* [Material shown]:
** Start **

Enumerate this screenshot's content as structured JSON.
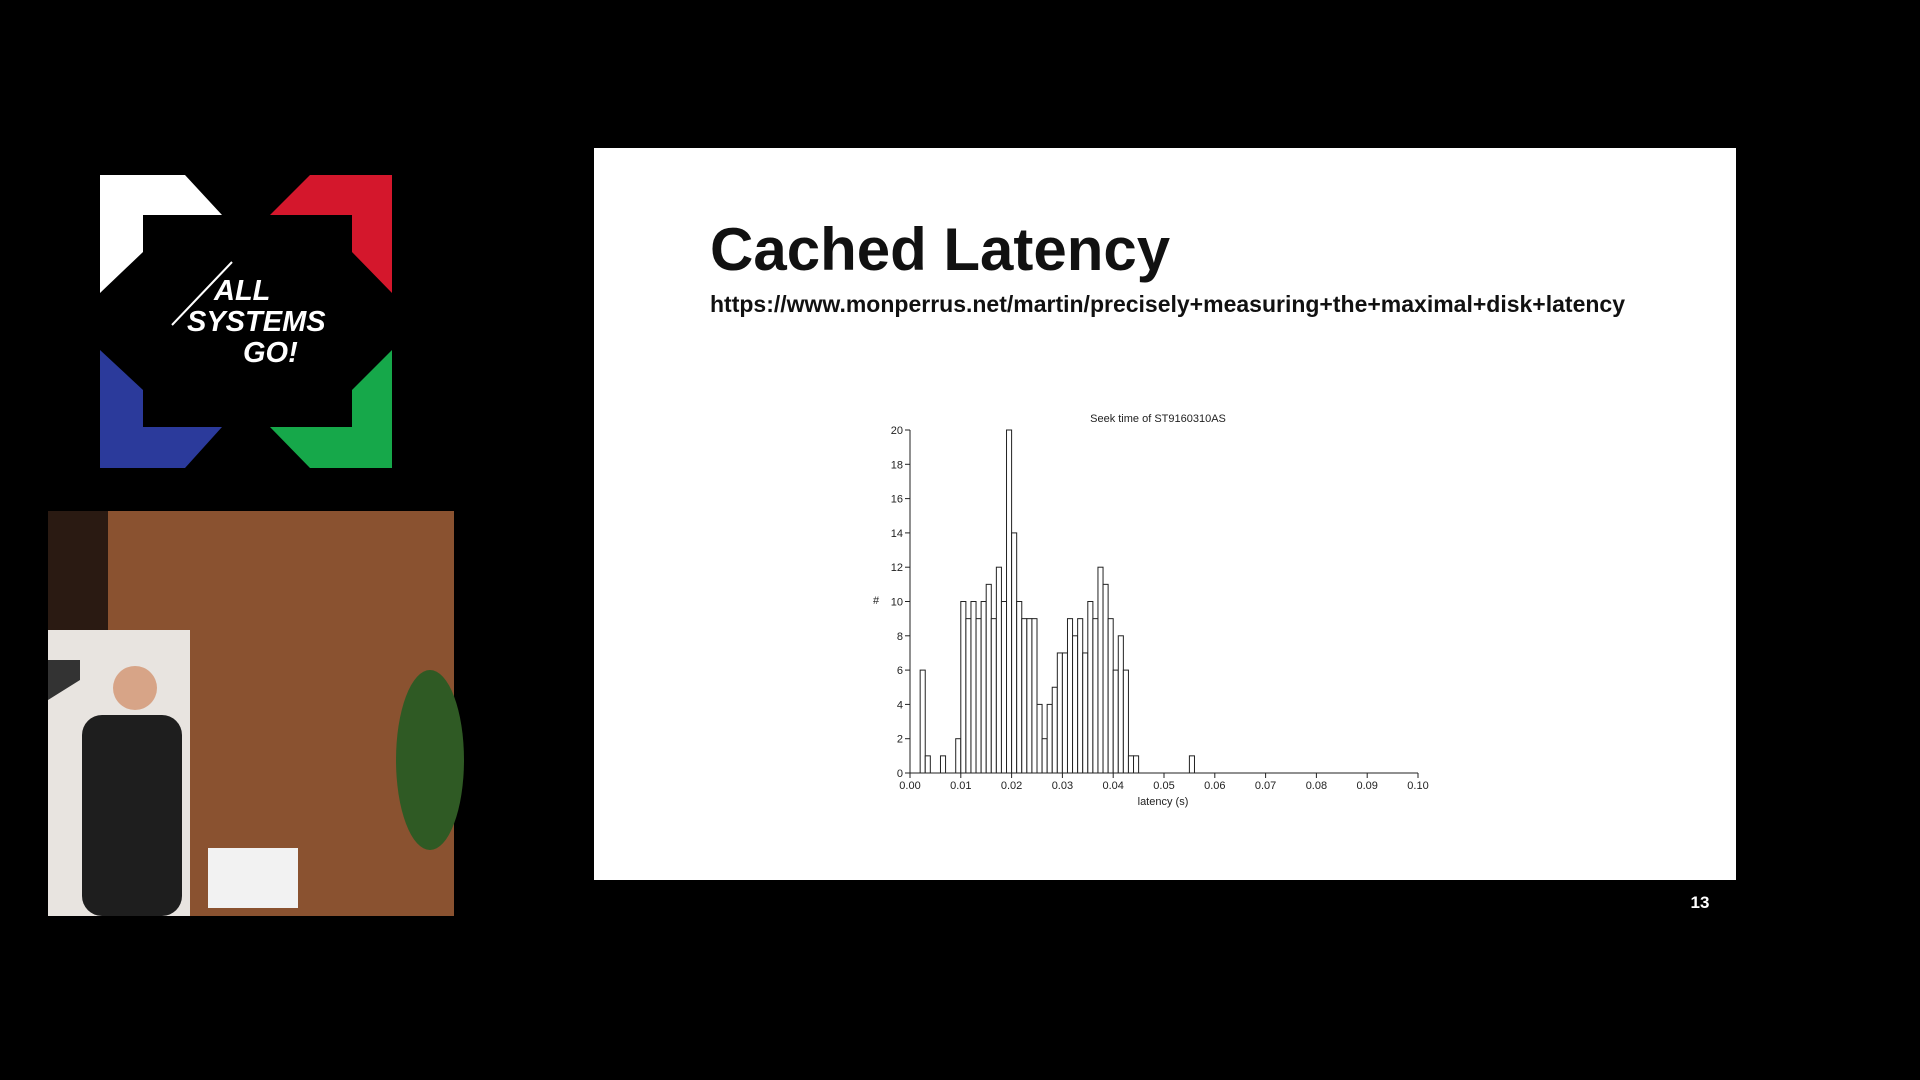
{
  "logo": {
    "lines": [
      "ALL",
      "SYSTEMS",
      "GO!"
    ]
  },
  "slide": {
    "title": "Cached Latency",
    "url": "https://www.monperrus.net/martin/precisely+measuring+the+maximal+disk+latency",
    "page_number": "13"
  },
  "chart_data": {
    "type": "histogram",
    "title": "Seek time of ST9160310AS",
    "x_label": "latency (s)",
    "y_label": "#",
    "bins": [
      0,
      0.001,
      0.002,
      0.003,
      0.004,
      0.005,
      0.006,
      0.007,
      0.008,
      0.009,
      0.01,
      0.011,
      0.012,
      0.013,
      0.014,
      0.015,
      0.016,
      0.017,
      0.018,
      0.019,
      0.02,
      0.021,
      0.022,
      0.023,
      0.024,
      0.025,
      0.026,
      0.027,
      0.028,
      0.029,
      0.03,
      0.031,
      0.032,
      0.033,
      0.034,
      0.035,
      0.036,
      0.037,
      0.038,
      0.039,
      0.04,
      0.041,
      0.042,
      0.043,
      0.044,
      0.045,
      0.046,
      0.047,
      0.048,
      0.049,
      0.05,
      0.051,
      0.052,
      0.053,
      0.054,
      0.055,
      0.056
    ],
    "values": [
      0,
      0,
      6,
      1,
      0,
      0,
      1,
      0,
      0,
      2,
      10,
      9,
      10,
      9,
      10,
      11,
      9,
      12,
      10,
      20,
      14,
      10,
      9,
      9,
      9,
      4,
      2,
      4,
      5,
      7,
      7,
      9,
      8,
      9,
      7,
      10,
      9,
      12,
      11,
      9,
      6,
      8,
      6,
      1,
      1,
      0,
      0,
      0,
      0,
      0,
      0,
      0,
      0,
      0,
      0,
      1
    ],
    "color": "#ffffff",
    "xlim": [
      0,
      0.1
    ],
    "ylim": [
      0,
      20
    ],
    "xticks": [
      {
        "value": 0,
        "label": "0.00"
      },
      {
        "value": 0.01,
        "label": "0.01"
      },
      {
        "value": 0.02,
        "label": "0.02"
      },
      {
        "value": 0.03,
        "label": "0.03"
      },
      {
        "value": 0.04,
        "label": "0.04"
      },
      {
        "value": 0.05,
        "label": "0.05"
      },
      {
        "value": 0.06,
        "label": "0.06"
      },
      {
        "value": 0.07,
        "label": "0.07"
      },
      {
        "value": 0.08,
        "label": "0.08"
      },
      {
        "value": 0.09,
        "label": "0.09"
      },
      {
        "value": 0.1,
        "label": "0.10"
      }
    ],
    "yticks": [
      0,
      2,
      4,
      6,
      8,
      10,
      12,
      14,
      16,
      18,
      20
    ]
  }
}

** End **

* [Directions for this task]: For each line in the data above that contains the string "title", extract the line.

* [Complete output]:
    "title": "Cached Latency",
    "title": "Seek time of ST9160310AS",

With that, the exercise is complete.